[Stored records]
━━━━

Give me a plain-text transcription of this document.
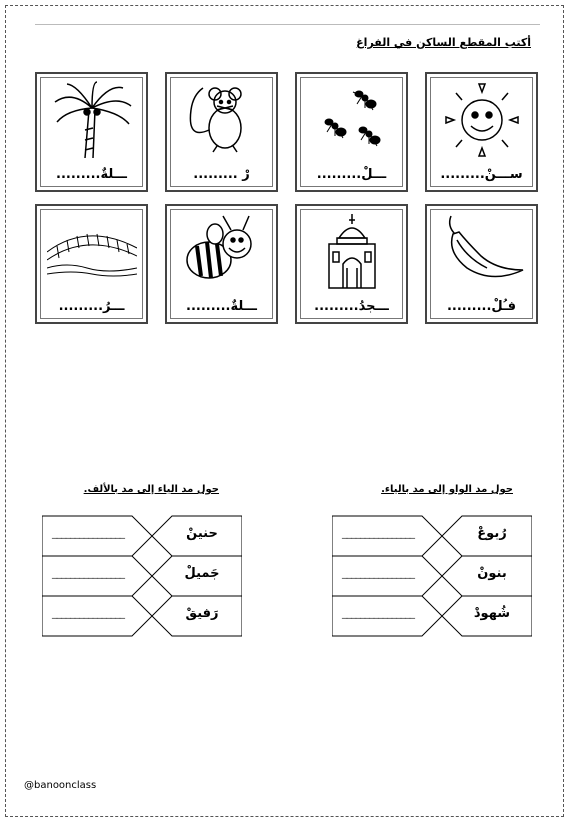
أكتب المقطع الساكن في الفراغ
ســـنْ.........
ـــلْ.........
رْ .........
ـــلةٌ.........
فـُلْ.........
ـــجدُ.........
ـــلةٌ.........
ـــرُ.........
حول مد الواو إلى مد بالياء.
حول مد الياء إلى مد بالألف.
رُبوعْ
بنونْ
شُهودْ
________________
________________
________________
حنينْ
جَميلْ
رَفيقْ
________________
________________
________________
@banoonclass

━━━━

● DIRECTION
Retype the records exactly. Any image in them should not appear in what you write.

● ANSWER BELOW
Give me a plain-text transcription of this document.
أكتب المقطع الساكن في الفراغ
ســـنْ.........
ـــلْ.........
رْ .........
ـــلةٌ.........
فـُلْ.........
ـــجدُ.........
ـــلةٌ.........
ـــرُ.........
حول مد الواو إلى مد بالياء.
حول مد الياء إلى مد بالألف.
رُبوعْ
بنونْ
شُهودْ
________________
________________
________________
حنينْ
جَميلْ
رَفيقْ
________________
________________
________________
@banoonclass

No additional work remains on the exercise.